» **SET PROBLEM**:
Print all the entries verbatim.

Dataset records

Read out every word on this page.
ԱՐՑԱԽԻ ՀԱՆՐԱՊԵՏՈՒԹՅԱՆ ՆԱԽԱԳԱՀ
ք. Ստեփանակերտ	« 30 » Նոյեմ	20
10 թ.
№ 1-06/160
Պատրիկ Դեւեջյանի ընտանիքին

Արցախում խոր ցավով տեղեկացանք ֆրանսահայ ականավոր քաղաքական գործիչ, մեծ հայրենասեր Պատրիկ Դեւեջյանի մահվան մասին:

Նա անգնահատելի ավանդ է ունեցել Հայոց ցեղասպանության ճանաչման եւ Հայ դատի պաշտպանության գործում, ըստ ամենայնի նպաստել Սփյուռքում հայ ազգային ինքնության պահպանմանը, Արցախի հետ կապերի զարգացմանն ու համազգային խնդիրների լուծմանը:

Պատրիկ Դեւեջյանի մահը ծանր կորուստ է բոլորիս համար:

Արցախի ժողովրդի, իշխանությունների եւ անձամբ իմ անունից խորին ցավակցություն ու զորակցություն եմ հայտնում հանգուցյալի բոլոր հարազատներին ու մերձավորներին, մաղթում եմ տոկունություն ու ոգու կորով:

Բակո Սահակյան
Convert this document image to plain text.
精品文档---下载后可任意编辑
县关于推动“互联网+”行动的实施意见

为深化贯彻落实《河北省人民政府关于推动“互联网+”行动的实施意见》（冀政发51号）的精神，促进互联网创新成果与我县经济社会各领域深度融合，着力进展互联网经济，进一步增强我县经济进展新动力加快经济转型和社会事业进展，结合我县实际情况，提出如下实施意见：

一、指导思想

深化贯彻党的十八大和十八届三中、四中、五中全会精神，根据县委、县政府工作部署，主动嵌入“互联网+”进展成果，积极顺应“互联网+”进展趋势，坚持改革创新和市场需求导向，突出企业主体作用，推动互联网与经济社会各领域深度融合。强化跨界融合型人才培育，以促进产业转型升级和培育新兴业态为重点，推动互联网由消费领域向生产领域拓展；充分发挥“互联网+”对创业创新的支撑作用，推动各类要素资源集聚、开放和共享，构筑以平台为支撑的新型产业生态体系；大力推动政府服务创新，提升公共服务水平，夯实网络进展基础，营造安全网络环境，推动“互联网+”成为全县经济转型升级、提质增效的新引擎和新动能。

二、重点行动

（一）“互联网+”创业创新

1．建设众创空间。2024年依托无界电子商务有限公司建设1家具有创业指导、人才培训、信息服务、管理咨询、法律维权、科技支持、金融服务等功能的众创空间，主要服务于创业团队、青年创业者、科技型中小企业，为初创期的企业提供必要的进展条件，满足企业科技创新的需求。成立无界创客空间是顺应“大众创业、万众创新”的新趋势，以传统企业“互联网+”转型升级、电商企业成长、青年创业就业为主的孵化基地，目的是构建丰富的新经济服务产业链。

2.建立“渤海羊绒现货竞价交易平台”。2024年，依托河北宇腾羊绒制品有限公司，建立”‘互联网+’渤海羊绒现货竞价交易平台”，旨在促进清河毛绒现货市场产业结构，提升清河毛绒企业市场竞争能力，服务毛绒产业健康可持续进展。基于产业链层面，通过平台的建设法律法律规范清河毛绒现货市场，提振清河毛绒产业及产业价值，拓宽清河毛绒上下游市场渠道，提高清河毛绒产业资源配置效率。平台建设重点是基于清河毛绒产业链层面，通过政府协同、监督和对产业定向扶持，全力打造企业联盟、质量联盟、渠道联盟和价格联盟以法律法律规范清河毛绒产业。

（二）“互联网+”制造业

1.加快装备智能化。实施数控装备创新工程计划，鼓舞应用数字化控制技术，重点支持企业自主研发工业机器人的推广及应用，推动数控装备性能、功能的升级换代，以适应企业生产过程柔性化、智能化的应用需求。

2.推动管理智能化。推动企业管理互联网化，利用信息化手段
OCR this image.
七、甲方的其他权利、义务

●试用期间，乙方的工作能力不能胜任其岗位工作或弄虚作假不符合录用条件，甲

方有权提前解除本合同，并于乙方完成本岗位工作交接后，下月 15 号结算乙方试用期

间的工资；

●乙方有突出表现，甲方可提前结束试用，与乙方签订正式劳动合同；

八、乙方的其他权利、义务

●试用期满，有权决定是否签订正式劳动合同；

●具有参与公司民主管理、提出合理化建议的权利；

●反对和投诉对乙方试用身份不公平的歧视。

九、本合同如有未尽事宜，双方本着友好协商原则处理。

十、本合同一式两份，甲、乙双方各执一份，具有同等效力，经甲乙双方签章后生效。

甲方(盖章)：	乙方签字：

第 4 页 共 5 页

» **FINAL ANSWER**:
Read out every word on this page.
ԱՐՑԱԽԻ ՀԱՆՐԱՊԵՏՈՒԹՅԱՆ ՆԱԽԱԳԱՀ
ք. Ստեփանակերտ	« 30 » Նոյեմ	20
10 թ.
№ 1-06/160
Պատրիկ Դեւեջյանի ընտանիքին

Արցախում խոր ցավով տեղեկացանք ֆրանսահայ ականավոր քաղաքական գործիչ, մեծ հայրենասեր Պատրիկ Դեւեջյանի մահվան մասին:

Նա անգնահատելի ավանդ է ունեցել Հայոց ցեղասպանության ճանաչման եւ Հայ դատի պաշտպանության գործում, ըստ ամենայնի նպաստել Սփյուռքում հայ ազգային ինքնության պահպանմանը, Արցախի հետ կապերի զարգացմանն ու համազգային խնդիրների լուծմանը:

Պատրիկ Դեւեջյանի մահը ծանր կորուստ է բոլորիս համար:

Արցախի ժողովրդի, իշխանությունների եւ անձամբ իմ անունից խորին ցավակցություն ու զորակցություն եմ հայտնում հանգուցյալի բոլոր հարազատներին ու մերձավորներին, մաղթում եմ տոկունություն ու ոգու կորով:

Բակո Սահակյան
Convert this document image to plain text.
精品文档---下载后可任意编辑
县关于推动“互联网+”行动的实施意见

为深化贯彻落实《河北省人民政府关于推动“互联网+”行动的实施意见》（冀政发51号）的精神，促进互联网创新成果与我县经济社会各领域深度融合，着力进展互联网经济，进一步增强我县经济进展新动力加快经济转型和社会事业进展，结合我县实际情况，提出如下实施意见：

一、指导思想

深化贯彻党的十八大和十八届三中、四中、五中全会精神，根据县委、县政府工作部署，主动嵌入“互联网+”进展成果，积极顺应“互联网+”进展趋势，坚持改革创新和市场需求导向，突出企业主体作用，推动互联网与经济社会各领域深度融合。强化跨界融合型人才培育，以促进产业转型升级和培育新兴业态为重点，推动互联网由消费领域向生产领域拓展；充分发挥“互联网+”对创业创新的支撑作用，推动各类要素资源集聚、开放和共享，构筑以平台为支撑的新型产业生态体系；大力推动政府服务创新，提升公共服务水平，夯实网络进展基础，营造安全网络环境，推动“互联网+”成为全县经济转型升级、提质增效的新引擎和新动能。

二、重点行动

（一）“互联网+”创业创新

1．建设众创空间。2024年依托无界电子商务有限公司建设1家具有创业指导、人才培训、信息服务、管理咨询、法律维权、科技支持、金融服务等功能的众创空间，主要服务于创业团队、青年创业者、科技型中小企业，为初创期的企业提供必要的进展条件，满足企业科技创新的需求。成立无界创客空间是顺应“大众创业、万众创新”的新趋势，以传统企业“互联网+”转型升级、电商企业成长、青年创业就业为主的孵化基地，目的是构建丰富的新经济服务产业链。

2.建立“渤海羊绒现货竞价交易平台”。2024年，依托河北宇腾羊绒制品有限公司，建立”‘互联网+’渤海羊绒现货竞价交易平台”，旨在促进清河毛绒现货市场产业结构，提升清河毛绒企业市场竞争能力，服务毛绒产业健康可持续进展。基于产业链层面，通过平台的建设法律法律规范清河毛绒现货市场，提振清河毛绒产业及产业价值，拓宽清河毛绒上下游市场渠道，提高清河毛绒产业资源配置效率。平台建设重点是基于清河毛绒产业链层面，通过政府协同、监督和对产业定向扶持，全力打造企业联盟、质量联盟、渠道联盟和价格联盟以法律法律规范清河毛绒产业。

（二）“互联网+”制造业

1.加快装备智能化。实施数控装备创新工程计划，鼓舞应用数字化控制技术，重点支持企业自主研发工业机器人的推广及应用，推动数控装备性能、功能的升级换代，以适应企业生产过程柔性化、智能化的应用需求。

2.推动管理智能化。推动企业管理互联网化，利用信息化手段
OCR this image.
七、甲方的其他权利、义务

●试用期间，乙方的工作能力不能胜任其岗位工作或弄虚作假不符合录用条件，甲

方有权提前解除本合同，并于乙方完成本岗位工作交接后，下月 15 号结算乙方试用期

间的工资；

●乙方有突出表现，甲方可提前结束试用，与乙方签订正式劳动合同；

八、乙方的其他权利、义务

●试用期满，有权决定是否签订正式劳动合同；

●具有参与公司民主管理、提出合理化建议的权利；

●反对和投诉对乙方试用身份不公平的歧视。

九、本合同如有未尽事宜，双方本着友好协商原则处理。

十、本合同一式两份，甲、乙双方各执一份，具有同等效力，经甲乙双方签章后生效。

甲方(盖章)：	乙方签字：

第 4 页 共 5 页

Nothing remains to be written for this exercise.